(Saved entries)
..............................

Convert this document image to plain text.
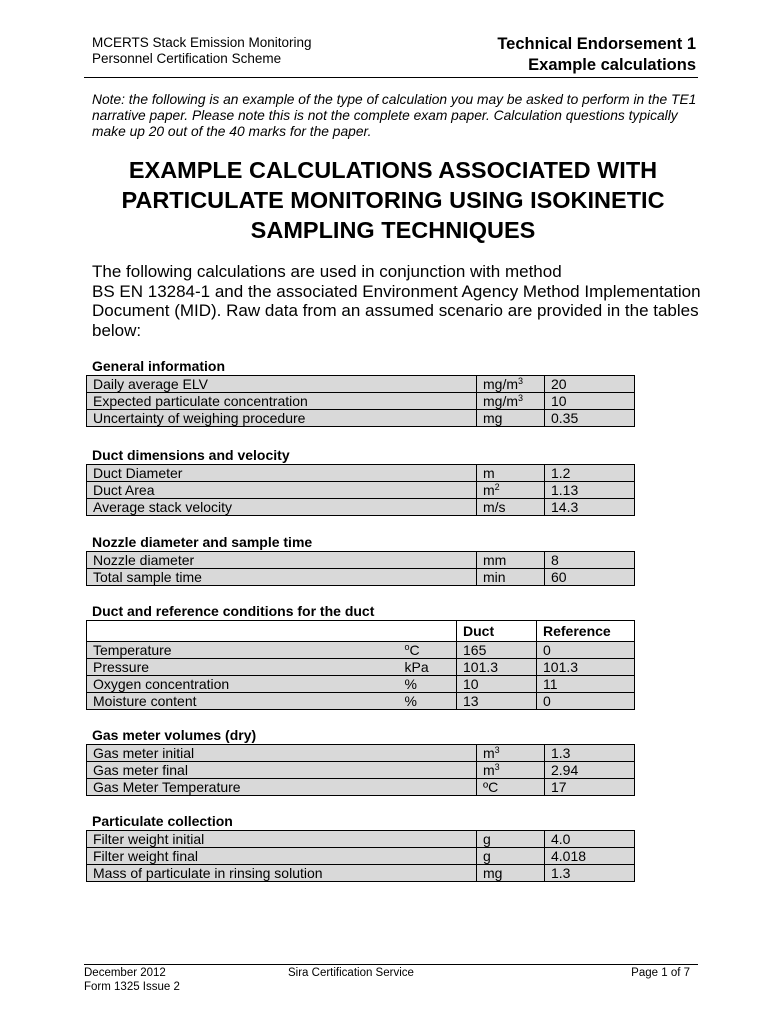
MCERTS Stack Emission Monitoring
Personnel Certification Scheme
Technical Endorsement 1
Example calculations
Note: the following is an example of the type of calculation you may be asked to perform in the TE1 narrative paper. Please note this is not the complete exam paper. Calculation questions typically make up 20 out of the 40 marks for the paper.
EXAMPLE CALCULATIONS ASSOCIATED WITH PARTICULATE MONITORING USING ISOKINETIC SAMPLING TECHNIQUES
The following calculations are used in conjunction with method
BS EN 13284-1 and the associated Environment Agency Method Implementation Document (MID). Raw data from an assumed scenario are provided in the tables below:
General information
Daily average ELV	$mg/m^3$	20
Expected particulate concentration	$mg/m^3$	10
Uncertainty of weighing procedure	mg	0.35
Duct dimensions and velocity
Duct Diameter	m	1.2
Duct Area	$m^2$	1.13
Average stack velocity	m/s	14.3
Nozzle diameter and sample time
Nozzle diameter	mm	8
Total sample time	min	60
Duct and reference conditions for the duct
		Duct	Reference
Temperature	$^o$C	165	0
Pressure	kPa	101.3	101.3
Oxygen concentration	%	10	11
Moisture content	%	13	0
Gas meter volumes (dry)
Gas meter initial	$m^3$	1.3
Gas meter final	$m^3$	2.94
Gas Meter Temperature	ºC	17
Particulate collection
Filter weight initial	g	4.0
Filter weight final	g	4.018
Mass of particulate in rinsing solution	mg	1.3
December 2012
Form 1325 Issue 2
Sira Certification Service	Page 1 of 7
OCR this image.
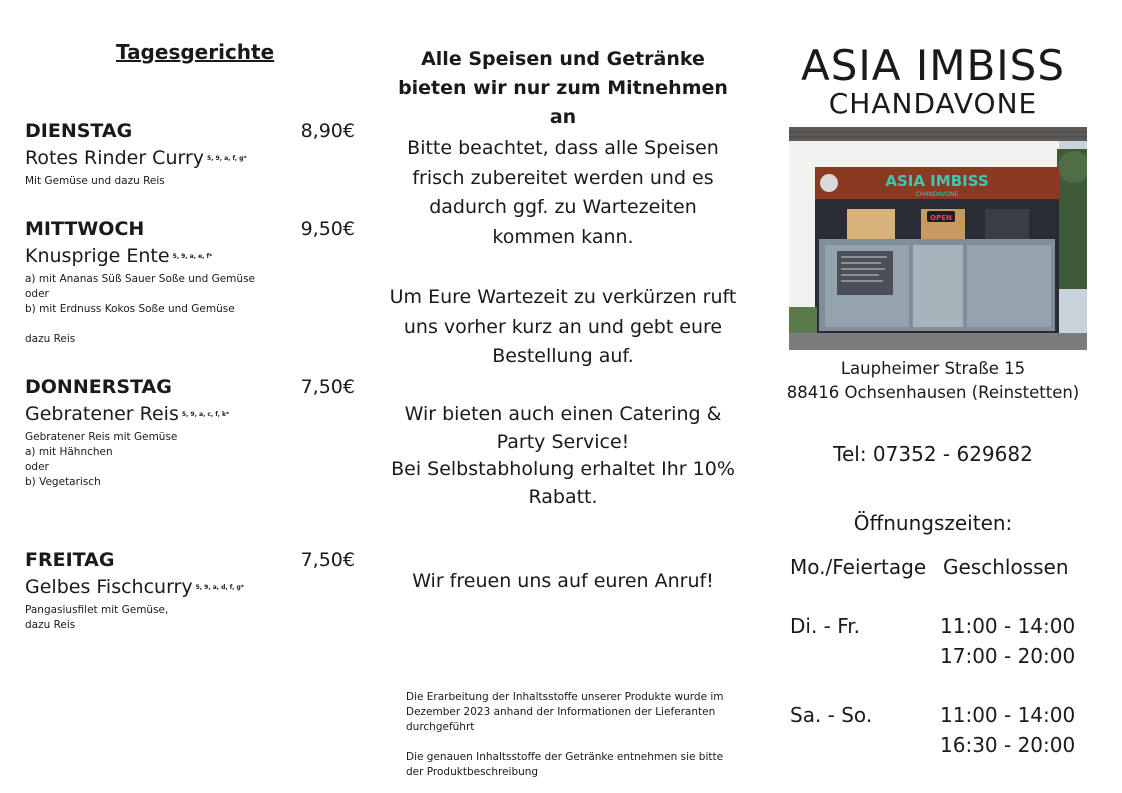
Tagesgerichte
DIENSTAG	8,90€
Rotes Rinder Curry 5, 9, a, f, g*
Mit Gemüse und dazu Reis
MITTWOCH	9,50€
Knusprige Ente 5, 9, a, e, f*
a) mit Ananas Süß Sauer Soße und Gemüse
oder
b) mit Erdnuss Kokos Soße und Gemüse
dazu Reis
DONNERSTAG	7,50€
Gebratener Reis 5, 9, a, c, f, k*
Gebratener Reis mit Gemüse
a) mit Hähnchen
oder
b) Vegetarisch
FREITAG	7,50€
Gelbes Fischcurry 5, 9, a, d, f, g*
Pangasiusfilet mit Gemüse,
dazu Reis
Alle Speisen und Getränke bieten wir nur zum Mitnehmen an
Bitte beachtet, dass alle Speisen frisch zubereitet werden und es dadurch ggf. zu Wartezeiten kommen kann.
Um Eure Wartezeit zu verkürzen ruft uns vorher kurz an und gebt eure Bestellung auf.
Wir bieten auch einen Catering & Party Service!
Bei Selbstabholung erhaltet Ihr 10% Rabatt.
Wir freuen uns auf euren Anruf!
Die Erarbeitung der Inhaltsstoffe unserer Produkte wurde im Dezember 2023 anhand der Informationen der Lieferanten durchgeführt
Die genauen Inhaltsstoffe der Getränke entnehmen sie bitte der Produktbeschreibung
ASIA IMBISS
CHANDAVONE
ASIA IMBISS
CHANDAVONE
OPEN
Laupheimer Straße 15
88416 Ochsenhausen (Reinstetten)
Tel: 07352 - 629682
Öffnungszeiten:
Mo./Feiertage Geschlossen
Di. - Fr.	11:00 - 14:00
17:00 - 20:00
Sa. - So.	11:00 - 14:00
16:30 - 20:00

..............................

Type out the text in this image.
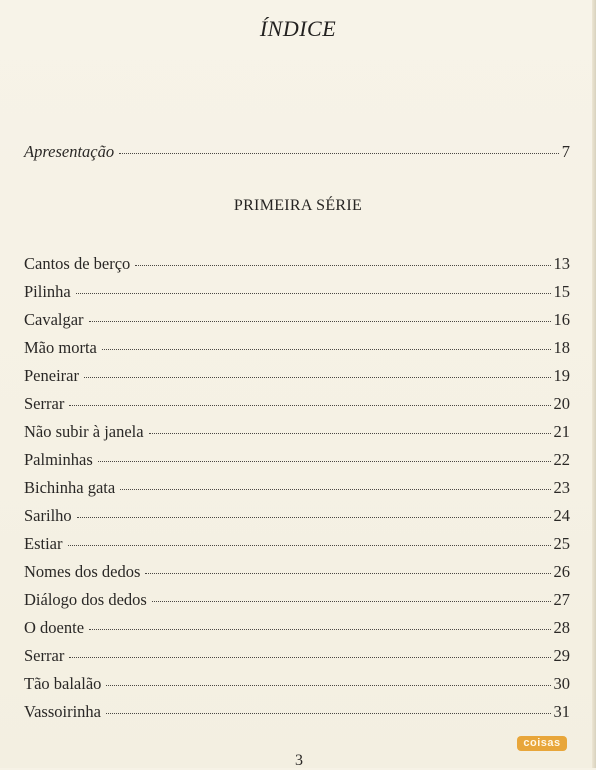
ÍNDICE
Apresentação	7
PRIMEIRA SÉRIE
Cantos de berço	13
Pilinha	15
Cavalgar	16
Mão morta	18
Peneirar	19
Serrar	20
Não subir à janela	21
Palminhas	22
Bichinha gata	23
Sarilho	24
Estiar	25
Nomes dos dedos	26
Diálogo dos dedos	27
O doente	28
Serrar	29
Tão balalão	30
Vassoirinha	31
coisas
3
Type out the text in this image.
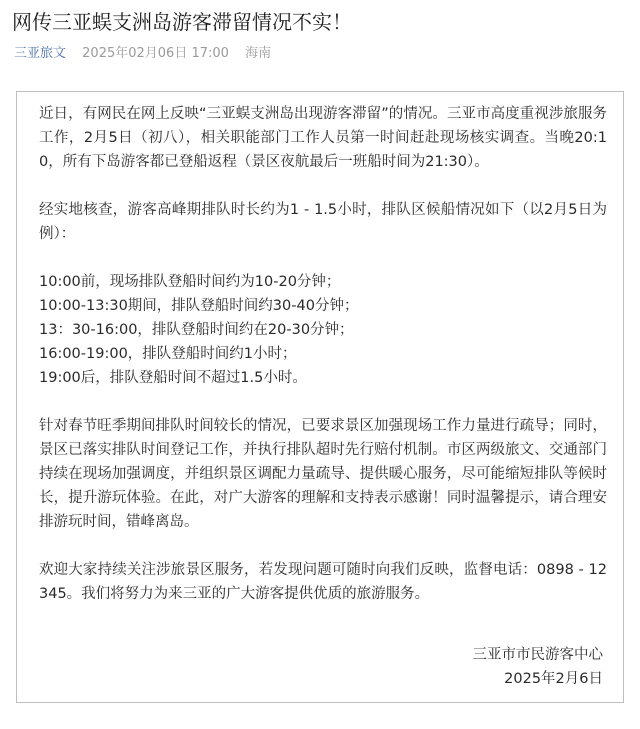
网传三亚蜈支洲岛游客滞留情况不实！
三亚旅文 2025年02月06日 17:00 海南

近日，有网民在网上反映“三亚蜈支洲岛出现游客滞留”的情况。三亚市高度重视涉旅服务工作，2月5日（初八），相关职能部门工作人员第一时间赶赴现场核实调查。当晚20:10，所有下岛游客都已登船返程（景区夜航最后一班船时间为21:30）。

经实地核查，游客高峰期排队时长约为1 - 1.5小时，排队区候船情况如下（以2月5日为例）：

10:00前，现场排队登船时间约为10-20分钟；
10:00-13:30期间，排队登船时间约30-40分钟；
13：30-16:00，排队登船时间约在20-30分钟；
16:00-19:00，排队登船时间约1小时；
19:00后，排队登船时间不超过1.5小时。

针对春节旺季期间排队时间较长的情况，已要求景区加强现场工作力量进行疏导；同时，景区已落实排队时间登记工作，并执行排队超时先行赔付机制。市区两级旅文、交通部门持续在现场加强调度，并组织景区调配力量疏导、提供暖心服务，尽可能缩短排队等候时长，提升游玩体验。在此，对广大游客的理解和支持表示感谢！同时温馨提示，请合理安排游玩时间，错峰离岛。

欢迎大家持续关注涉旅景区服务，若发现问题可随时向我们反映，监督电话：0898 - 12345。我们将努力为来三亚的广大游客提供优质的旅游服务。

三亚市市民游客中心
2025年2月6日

..............................

• WRITTEN TASK
Look through the listing and extract every line with "Filter" in it.

• SOLUTION
Filter weight initial	g	4.0
Filter weight final	g	4.018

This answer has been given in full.